▶ EXERCISE TASK: Write out all records as given; omit images.
# START OF LISTED ENTRIES
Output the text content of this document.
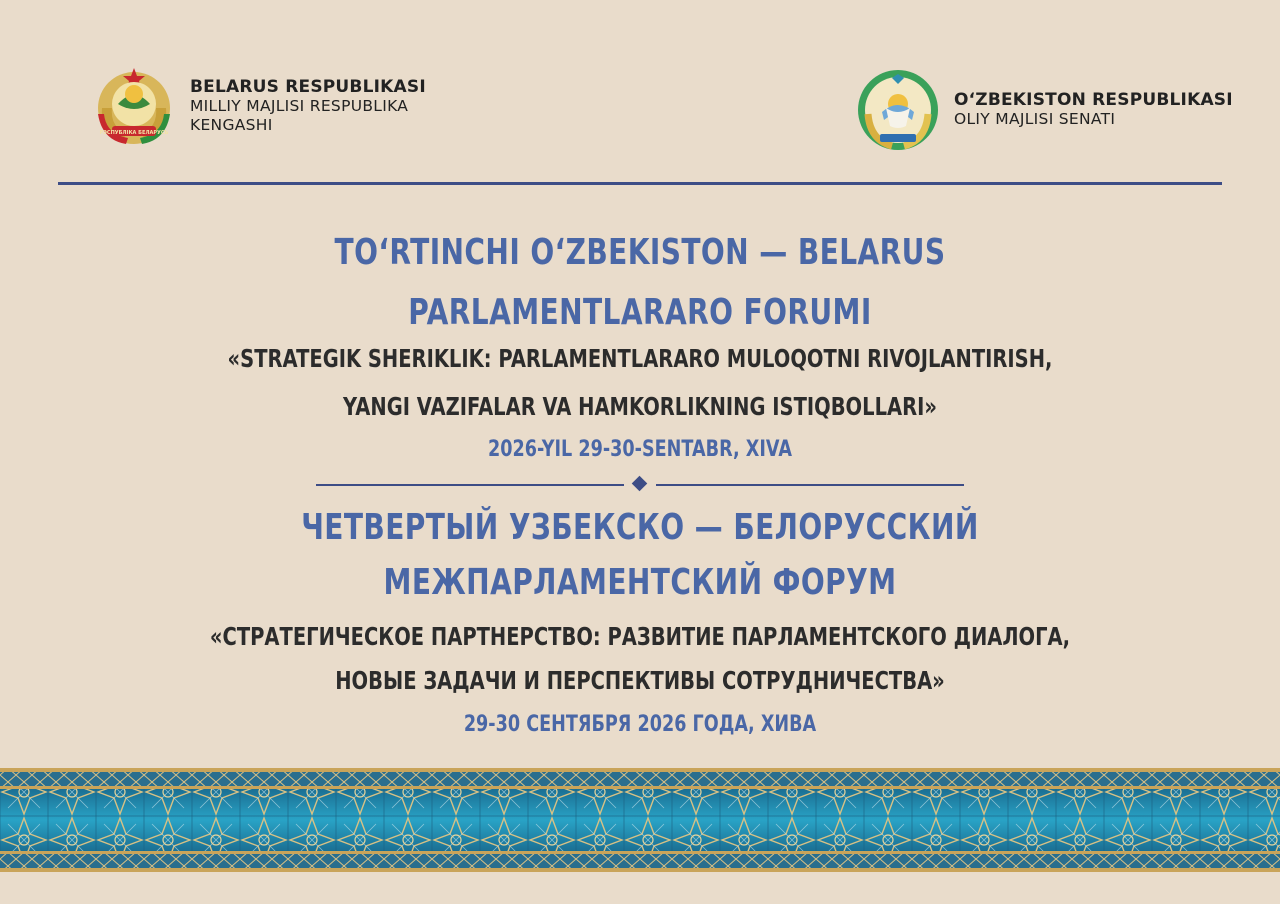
РЭСПУБЛІКА БЕЛАРУСЬ
BELARUS RESPUBLIKASI
MILLIY MAJLISI RESPUBLIKA
KENGASHI
O‘ZBEKISTON RESPUBLIKASI
OLIY MAJLISI SENATI
TO‘RTINCHI O‘ZBEKISTON — BELARUS
PARLAMENTLARARO FORUMI
«STRATEGIK SHERIKLIK: PARLAMENTLARARO MULOQOTNI RIVOJLANTIRISH,
YANGI VAZIFALAR VA HAMKORLIKNING ISTIQBOLLARI»
2026-YIL 29-30-SENTABR, XIVA
ЧЕТВЕРТЫЙ УЗБЕКСКО — БЕЛОРУССКИЙ
МЕЖПАРЛАМЕНТСКИЙ ФОРУМ
«СТРАТЕГИЧЕСКОЕ ПАРТНЕРСТВО: РАЗВИТИЕ ПАРЛАМЕНТСКОГО ДИАЛОГА,
НОВЫЕ ЗАДАЧИ И ПЕРСПЕКТИВЫ СОТРУДНИЧЕСТВА»
29-30 СЕНТЯБРЯ 2026 ГОДА, ХИВА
# END OF LISTED ENTRIES
▶ WORKED ANSWER:
Output the text content of this document.
РЭСПУБЛІКА БЕЛАРУСЬ
BELARUS RESPUBLIKASI
MILLIY MAJLISI RESPUBLIKA
KENGASHI
O‘ZBEKISTON RESPUBLIKASI
OLIY MAJLISI SENATI
TO‘RTINCHI O‘ZBEKISTON — BELARUS
PARLAMENTLARARO FORUMI
«STRATEGIK SHERIKLIK: PARLAMENTLARARO MULOQOTNI RIVOJLANTIRISH,
YANGI VAZIFALAR VA HAMKORLIKNING ISTIQBOLLARI»
2026-YIL 29-30-SENTABR, XIVA
ЧЕТВЕРТЫЙ УЗБЕКСКО — БЕЛОРУССКИЙ
МЕЖПАРЛАМЕНТСКИЙ ФОРУМ
«СТРАТЕГИЧЕСКОЕ ПАРТНЕРСТВО: РАЗВИТИЕ ПАРЛАМЕНТСКОГО ДИАЛОГА,
НОВЫЕ ЗАДАЧИ И ПЕРСПЕКТИВЫ СОТРУДНИЧЕСТВА»
29-30 СЕНТЯБРЯ 2026 ГОДА, ХИВА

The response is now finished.